[Structured figure records]
++++++++++
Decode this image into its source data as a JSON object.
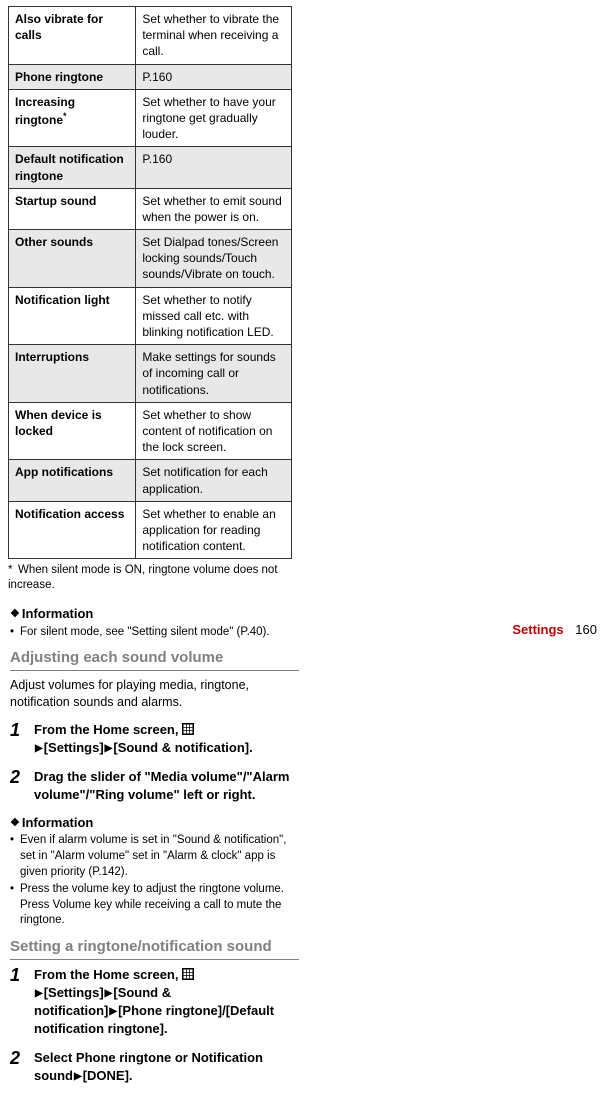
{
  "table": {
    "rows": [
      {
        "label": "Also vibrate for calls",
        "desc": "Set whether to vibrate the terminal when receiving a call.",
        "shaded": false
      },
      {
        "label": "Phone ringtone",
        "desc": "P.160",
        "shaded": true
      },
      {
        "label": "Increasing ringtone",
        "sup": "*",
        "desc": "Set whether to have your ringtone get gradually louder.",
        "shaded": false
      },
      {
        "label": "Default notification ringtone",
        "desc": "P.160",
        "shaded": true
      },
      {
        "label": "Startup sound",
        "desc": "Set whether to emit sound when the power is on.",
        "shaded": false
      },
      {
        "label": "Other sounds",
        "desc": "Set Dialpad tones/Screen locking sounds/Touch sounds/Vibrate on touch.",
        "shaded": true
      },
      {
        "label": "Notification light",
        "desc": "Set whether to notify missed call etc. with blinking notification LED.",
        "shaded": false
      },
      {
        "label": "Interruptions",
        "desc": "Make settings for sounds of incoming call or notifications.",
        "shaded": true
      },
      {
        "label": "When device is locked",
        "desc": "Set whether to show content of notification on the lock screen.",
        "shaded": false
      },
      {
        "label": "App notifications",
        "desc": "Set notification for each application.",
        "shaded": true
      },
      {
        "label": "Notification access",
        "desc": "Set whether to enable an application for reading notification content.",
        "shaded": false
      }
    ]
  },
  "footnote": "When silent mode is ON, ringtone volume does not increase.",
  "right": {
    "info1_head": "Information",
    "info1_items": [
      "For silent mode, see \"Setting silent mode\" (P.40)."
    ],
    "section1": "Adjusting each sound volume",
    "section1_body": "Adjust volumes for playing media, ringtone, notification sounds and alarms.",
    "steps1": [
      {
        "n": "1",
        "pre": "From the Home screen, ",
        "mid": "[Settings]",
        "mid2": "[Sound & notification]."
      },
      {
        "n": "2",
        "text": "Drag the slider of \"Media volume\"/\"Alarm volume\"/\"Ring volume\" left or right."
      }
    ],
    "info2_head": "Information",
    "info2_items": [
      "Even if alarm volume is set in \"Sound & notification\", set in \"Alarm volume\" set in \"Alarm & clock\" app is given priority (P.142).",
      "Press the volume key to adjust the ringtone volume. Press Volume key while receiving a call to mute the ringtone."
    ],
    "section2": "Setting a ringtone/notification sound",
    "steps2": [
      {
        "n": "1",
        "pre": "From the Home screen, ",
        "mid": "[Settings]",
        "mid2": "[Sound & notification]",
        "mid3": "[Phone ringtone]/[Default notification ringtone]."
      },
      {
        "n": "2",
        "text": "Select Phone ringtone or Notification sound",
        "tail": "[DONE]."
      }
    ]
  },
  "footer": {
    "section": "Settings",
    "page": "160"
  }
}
++++++++++
Problem description
Repeat verbatim all the material, but not the pictures.

Answer to this problem
Decode this image into its source data as a JSON object.
{
  "table": {
    "rows": [
      {
        "label": "Also vibrate for calls",
        "desc": "Set whether to vibrate the terminal when receiving a call.",
        "shaded": false
      },
      {
        "label": "Phone ringtone",
        "desc": "P.160",
        "shaded": true
      },
      {
        "label": "Increasing ringtone",
        "sup": "*",
        "desc": "Set whether to have your ringtone get gradually louder.",
        "shaded": false
      },
      {
        "label": "Default notification ringtone",
        "desc": "P.160",
        "shaded": true
      },
      {
        "label": "Startup sound",
        "desc": "Set whether to emit sound when the power is on.",
        "shaded": false
      },
      {
        "label": "Other sounds",
        "desc": "Set Dialpad tones/Screen locking sounds/Touch sounds/Vibrate on touch.",
        "shaded": true
      },
      {
        "label": "Notification light",
        "desc": "Set whether to notify missed call etc. with blinking notification LED.",
        "shaded": false
      },
      {
        "label": "Interruptions",
        "desc": "Make settings for sounds of incoming call or notifications.",
        "shaded": true
      },
      {
        "label": "When device is locked",
        "desc": "Set whether to show content of notification on the lock screen.",
        "shaded": false
      },
      {
        "label": "App notifications",
        "desc": "Set notification for each application.",
        "shaded": true
      },
      {
        "label": "Notification access",
        "desc": "Set whether to enable an application for reading notification content.",
        "shaded": false
      }
    ]
  },
  "footnote": "When silent mode is ON, ringtone volume does not increase.",
  "right": {
    "info1_head": "Information",
    "info1_items": [
      "For silent mode, see \"Setting silent mode\" (P.40)."
    ],
    "section1": "Adjusting each sound volume",
    "section1_body": "Adjust volumes for playing media, ringtone, notification sounds and alarms.",
    "steps1": [
      {
        "n": "1",
        "pre": "From the Home screen, ",
        "mid": "[Settings]",
        "mid2": "[Sound & notification]."
      },
      {
        "n": "2",
        "text": "Drag the slider of \"Media volume\"/\"Alarm volume\"/\"Ring volume\" left or right."
      }
    ],
    "info2_head": "Information",
    "info2_items": [
      "Even if alarm volume is set in \"Sound & notification\", set in \"Alarm volume\" set in \"Alarm & clock\" app is given priority (P.142).",
      "Press the volume key to adjust the ringtone volume. Press Volume key while receiving a call to mute the ringtone."
    ],
    "section2": "Setting a ringtone/notification sound",
    "steps2": [
      {
        "n": "1",
        "pre": "From the Home screen, ",
        "mid": "[Settings]",
        "mid2": "[Sound & notification]",
        "mid3": "[Phone ringtone]/[Default notification ringtone]."
      },
      {
        "n": "2",
        "text": "Select Phone ringtone or Notification sound",
        "tail": "[DONE]."
      }
    ]
  },
  "footer": {
    "section": "Settings",
    "page": "160"
  }
}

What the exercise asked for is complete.